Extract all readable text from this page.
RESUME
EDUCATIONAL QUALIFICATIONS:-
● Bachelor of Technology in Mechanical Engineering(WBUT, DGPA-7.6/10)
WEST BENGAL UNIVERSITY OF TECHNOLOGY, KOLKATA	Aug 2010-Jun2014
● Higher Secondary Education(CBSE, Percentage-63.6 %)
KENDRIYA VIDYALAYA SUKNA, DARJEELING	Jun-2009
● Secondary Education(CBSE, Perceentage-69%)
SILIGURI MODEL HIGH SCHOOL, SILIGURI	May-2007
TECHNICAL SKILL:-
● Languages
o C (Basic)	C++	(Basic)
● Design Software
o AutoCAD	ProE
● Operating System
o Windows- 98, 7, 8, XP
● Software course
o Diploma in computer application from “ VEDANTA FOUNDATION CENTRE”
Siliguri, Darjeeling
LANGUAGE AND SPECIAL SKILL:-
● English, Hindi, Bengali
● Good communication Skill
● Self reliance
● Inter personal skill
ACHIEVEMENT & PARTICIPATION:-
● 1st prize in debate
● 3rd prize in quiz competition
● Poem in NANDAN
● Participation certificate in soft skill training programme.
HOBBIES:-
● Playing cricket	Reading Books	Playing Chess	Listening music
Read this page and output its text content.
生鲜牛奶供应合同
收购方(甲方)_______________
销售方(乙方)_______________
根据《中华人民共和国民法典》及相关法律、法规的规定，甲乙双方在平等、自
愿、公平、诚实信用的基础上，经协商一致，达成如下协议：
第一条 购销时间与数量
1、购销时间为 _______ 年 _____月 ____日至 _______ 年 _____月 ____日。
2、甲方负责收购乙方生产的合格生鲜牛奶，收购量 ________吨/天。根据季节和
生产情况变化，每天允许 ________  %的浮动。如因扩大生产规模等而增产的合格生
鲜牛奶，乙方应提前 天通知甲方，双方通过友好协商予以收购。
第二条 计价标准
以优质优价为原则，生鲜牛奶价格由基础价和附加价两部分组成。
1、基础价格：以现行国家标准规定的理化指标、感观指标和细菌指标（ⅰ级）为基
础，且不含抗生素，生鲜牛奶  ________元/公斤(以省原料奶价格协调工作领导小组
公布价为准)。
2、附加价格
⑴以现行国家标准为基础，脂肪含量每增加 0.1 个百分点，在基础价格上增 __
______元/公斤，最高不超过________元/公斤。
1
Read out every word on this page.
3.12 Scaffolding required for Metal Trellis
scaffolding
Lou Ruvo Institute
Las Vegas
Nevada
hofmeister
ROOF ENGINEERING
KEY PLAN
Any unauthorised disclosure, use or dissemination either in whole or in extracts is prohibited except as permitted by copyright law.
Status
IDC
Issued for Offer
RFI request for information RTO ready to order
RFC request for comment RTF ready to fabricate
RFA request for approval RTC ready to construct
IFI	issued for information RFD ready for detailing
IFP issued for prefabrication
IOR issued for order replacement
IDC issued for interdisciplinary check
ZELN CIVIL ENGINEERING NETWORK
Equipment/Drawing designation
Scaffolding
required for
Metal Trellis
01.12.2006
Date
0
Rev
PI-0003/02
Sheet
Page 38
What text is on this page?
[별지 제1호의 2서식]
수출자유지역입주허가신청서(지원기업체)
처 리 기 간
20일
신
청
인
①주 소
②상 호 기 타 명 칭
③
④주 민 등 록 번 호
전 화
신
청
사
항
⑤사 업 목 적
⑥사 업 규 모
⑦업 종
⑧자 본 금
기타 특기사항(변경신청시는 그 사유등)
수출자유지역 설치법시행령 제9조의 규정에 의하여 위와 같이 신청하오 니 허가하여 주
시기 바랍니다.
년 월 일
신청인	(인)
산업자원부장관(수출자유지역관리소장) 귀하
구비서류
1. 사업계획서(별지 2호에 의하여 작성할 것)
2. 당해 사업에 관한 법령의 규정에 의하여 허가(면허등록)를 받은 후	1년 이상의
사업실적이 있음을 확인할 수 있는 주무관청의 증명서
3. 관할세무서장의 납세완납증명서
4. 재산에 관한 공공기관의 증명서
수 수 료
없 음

══════

Directions: Report the number of lines above containing the word "CBSE", with no other text.

The output: 2